EXERCISE DESCRIPTION
Find the lines that hold "người". Report only how many there are.

DATA LISTING
● ● ● ● ●

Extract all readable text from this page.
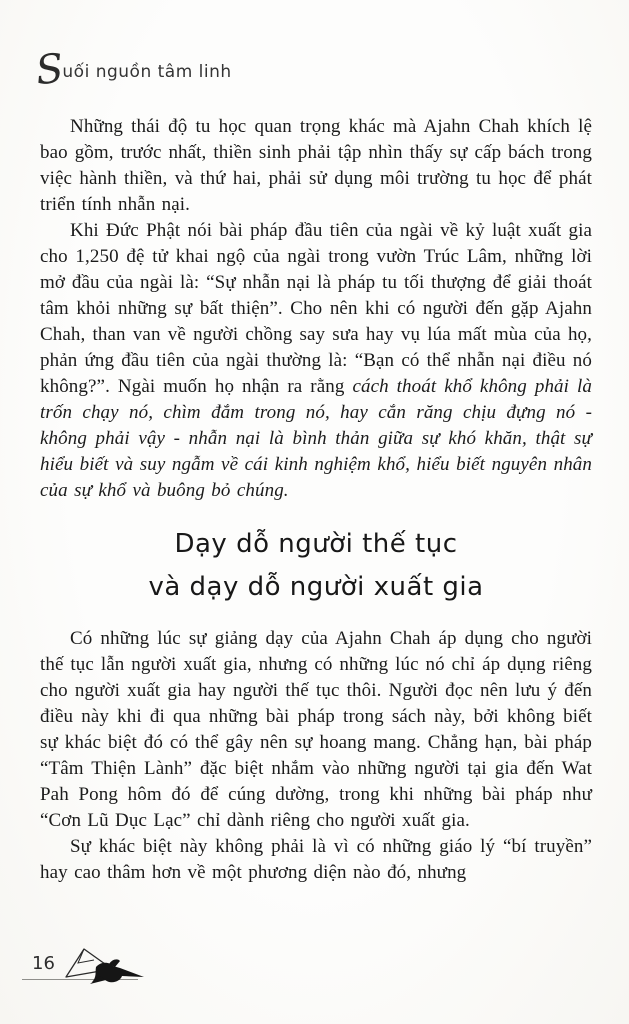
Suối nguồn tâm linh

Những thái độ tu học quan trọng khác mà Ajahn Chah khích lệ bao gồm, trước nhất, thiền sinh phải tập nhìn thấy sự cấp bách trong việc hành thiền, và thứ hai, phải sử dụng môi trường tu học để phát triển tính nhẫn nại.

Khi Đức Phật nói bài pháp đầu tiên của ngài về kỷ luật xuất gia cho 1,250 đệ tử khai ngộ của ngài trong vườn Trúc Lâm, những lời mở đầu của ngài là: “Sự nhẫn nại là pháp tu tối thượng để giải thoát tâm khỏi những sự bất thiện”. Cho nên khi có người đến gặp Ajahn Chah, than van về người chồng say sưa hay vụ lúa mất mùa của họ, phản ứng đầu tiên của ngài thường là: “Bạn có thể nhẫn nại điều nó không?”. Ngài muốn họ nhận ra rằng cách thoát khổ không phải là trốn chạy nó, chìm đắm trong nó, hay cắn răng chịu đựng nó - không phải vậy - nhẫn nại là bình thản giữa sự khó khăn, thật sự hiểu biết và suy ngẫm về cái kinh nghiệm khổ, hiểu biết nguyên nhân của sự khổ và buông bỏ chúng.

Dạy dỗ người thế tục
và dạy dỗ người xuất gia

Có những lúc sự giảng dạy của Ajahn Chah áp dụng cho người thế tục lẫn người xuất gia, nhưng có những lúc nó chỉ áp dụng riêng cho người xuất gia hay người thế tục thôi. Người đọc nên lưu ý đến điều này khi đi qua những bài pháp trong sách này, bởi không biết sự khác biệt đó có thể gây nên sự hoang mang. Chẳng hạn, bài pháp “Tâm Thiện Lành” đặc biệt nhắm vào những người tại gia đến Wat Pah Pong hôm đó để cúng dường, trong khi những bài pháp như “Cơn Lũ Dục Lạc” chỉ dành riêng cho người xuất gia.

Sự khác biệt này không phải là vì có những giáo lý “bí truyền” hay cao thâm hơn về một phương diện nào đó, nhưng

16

● ● ● ● ●

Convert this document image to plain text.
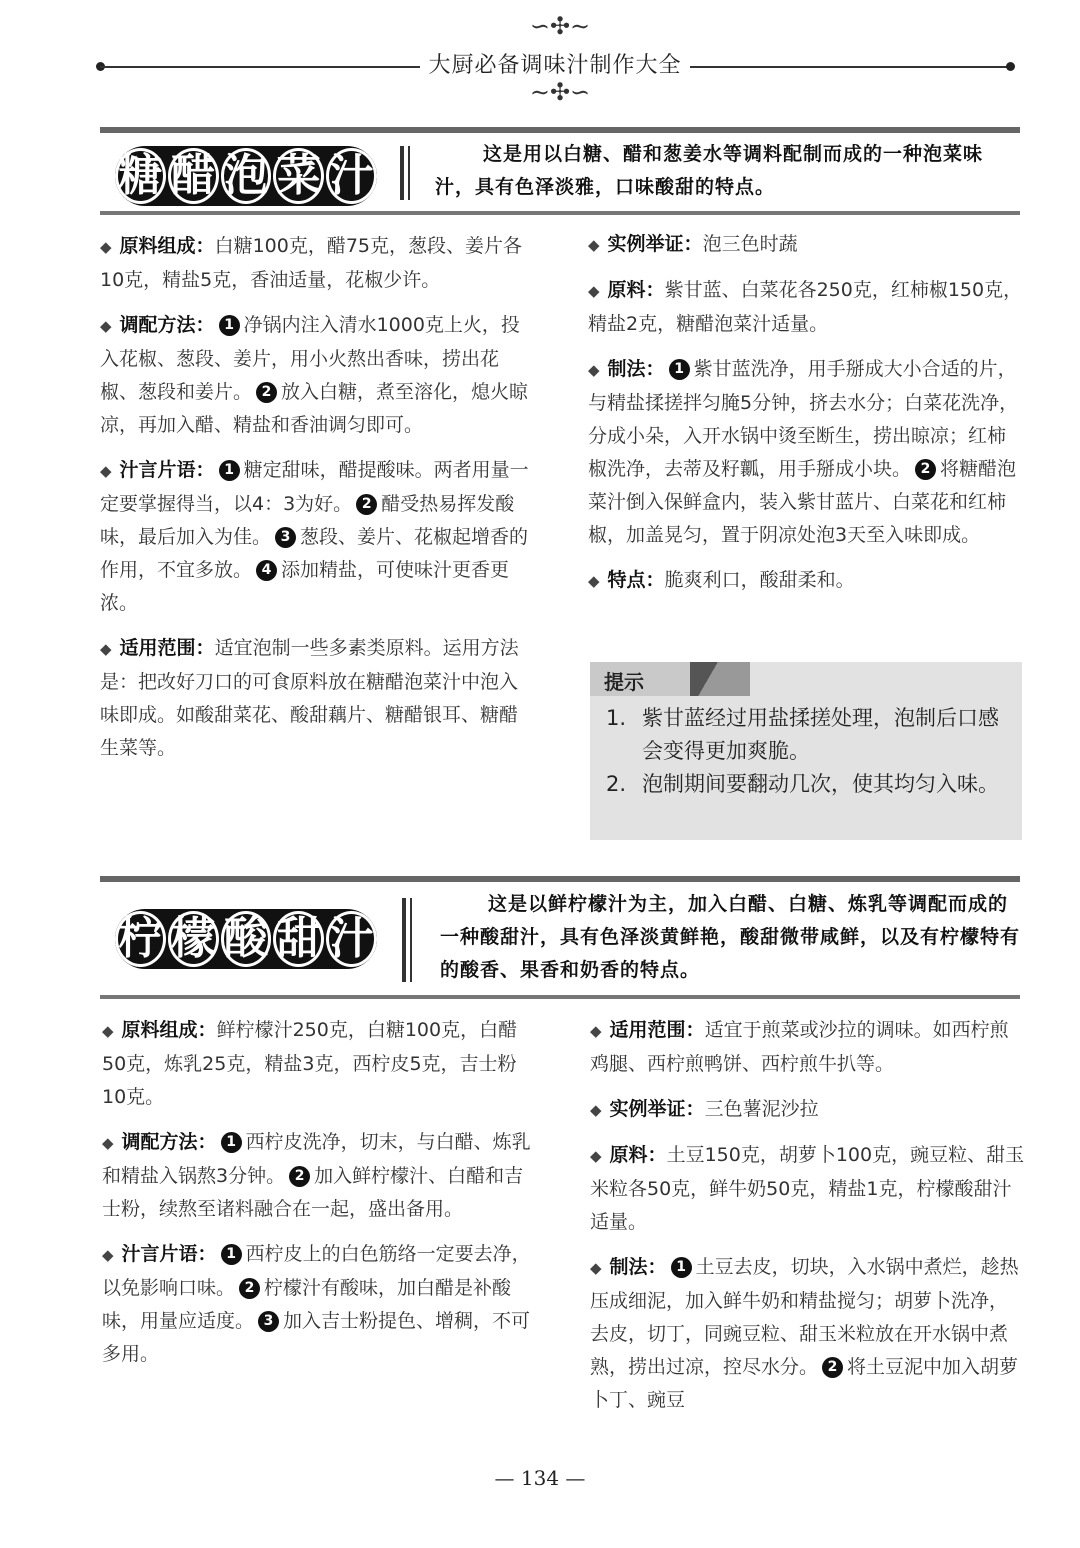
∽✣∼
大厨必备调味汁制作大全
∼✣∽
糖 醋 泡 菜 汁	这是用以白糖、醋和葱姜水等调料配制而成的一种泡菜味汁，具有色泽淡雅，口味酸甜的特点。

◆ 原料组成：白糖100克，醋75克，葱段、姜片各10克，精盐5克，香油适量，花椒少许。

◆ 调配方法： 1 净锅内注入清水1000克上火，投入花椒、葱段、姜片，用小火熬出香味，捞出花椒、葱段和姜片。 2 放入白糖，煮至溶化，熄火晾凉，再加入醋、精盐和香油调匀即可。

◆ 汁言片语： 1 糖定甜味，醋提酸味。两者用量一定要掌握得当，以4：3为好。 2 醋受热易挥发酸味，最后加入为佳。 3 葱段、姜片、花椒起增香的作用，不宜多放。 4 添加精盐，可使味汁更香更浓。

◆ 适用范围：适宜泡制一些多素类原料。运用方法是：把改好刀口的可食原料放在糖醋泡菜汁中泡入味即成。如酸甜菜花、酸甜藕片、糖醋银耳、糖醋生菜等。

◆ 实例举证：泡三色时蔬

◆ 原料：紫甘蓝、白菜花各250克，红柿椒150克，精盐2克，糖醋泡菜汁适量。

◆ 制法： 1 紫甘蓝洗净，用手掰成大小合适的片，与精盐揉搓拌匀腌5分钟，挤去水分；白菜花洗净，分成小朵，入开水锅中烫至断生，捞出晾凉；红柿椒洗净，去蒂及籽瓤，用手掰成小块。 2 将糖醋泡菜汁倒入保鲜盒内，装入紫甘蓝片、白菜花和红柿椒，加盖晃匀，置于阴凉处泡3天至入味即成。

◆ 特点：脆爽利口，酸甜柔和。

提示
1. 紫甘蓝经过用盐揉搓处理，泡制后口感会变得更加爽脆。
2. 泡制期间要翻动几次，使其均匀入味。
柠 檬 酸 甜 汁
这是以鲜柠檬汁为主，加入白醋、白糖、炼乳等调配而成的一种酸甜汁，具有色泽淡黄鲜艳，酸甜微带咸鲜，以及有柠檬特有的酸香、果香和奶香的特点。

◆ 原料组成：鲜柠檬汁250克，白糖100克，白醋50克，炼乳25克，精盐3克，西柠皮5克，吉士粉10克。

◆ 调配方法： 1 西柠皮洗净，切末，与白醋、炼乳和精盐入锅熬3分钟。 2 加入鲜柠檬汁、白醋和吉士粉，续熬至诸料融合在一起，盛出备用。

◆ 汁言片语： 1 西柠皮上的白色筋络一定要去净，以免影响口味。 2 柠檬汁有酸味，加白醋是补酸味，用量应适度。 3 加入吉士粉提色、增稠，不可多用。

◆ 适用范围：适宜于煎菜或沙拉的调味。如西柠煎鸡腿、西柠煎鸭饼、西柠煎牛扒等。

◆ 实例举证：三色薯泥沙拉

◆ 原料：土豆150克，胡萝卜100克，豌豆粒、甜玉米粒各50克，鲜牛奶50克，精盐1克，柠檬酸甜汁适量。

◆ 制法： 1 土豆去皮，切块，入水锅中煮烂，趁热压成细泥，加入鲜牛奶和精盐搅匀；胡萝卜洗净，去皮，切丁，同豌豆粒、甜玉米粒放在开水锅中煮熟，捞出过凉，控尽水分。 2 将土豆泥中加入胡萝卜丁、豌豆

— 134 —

● ● ● ● ●

TASK OUTPUT
4